## Begin INPUT MATERIAL

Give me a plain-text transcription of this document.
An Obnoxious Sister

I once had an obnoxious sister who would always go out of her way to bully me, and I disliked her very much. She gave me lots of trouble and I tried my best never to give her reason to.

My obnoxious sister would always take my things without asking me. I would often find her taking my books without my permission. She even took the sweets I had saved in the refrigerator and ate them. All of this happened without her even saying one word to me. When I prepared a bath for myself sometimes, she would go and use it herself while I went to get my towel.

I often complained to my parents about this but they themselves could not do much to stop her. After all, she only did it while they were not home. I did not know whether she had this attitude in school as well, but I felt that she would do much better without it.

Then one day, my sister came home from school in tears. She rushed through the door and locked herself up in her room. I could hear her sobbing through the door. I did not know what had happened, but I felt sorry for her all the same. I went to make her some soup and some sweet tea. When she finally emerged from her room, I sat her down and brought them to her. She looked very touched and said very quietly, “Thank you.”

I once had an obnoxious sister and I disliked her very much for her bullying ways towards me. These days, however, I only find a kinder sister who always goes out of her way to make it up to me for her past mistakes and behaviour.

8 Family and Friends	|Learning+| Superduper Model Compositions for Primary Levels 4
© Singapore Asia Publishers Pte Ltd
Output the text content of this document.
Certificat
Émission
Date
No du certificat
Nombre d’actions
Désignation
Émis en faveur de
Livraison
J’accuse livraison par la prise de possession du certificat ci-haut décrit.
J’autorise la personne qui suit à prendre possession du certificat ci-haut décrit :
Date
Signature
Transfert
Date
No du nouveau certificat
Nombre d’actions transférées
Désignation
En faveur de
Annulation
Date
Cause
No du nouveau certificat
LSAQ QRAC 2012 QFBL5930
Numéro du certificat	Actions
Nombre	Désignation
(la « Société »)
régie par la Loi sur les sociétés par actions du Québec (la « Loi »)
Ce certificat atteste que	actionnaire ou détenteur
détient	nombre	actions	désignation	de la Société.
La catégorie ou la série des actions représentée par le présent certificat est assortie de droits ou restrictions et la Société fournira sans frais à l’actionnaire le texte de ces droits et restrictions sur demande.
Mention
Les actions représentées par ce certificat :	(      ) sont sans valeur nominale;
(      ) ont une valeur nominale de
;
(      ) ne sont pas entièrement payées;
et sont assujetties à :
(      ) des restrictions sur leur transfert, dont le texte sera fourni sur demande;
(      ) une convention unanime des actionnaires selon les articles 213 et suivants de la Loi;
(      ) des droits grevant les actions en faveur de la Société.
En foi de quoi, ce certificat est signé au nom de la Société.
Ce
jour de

## End INPUT MATERIAL

[EXERCISE AIM] Extract each entry in full and write it down exactly.

[WRITTEN REPLY]
Give me a plain-text transcription of this document.
An Obnoxious Sister

I once had an obnoxious sister who would always go out of her way to bully me, and I disliked her very much. She gave me lots of trouble and I tried my best never to give her reason to.

My obnoxious sister would always take my things without asking me. I would often find her taking my books without my permission. She even took the sweets I had saved in the refrigerator and ate them. All of this happened without her even saying one word to me. When I prepared a bath for myself sometimes, she would go and use it herself while I went to get my towel.

I often complained to my parents about this but they themselves could not do much to stop her. After all, she only did it while they were not home. I did not know whether she had this attitude in school as well, but I felt that she would do much better without it.

Then one day, my sister came home from school in tears. She rushed through the door and locked herself up in her room. I could hear her sobbing through the door. I did not know what had happened, but I felt sorry for her all the same. I went to make her some soup and some sweet tea. When she finally emerged from her room, I sat her down and brought them to her. She looked very touched and said very quietly, “Thank you.”

I once had an obnoxious sister and I disliked her very much for her bullying ways towards me. These days, however, I only find a kinder sister who always goes out of her way to make it up to me for her past mistakes and behaviour.

8 Family and Friends	|Learning+| Superduper Model Compositions for Primary Levels 4
© Singapore Asia Publishers Pte Ltd
Output the text content of this document.
Certificat
Émission
Date
No du certificat
Nombre d’actions
Désignation
Émis en faveur de
Livraison
J’accuse livraison par la prise de possession du certificat ci-haut décrit.
J’autorise la personne qui suit à prendre possession du certificat ci-haut décrit :
Date
Signature
Transfert
Date
No du nouveau certificat
Nombre d’actions transférées
Désignation
En faveur de
Annulation
Date
Cause
No du nouveau certificat
LSAQ QRAC 2012 QFBL5930
Numéro du certificat	Actions
Nombre	Désignation
(la « Société »)
régie par la Loi sur les sociétés par actions du Québec (la « Loi »)
Ce certificat atteste que	actionnaire ou détenteur
détient	nombre	actions	désignation	de la Société.
La catégorie ou la série des actions représentée par le présent certificat est assortie de droits ou restrictions et la Société fournira sans frais à l’actionnaire le texte de ces droits et restrictions sur demande.
Mention
Les actions représentées par ce certificat :	(      ) sont sans valeur nominale;
(      ) ont une valeur nominale de
;
(      ) ne sont pas entièrement payées;
et sont assujetties à :
(      ) des restrictions sur leur transfert, dont le texte sera fourni sur demande;
(      ) une convention unanime des actionnaires selon les articles 213 et suivants de la Loi;
(      ) des droits grevant les actions en faveur de la Société.
En foi de quoi, ce certificat est signé au nom de la Société.
Ce
jour de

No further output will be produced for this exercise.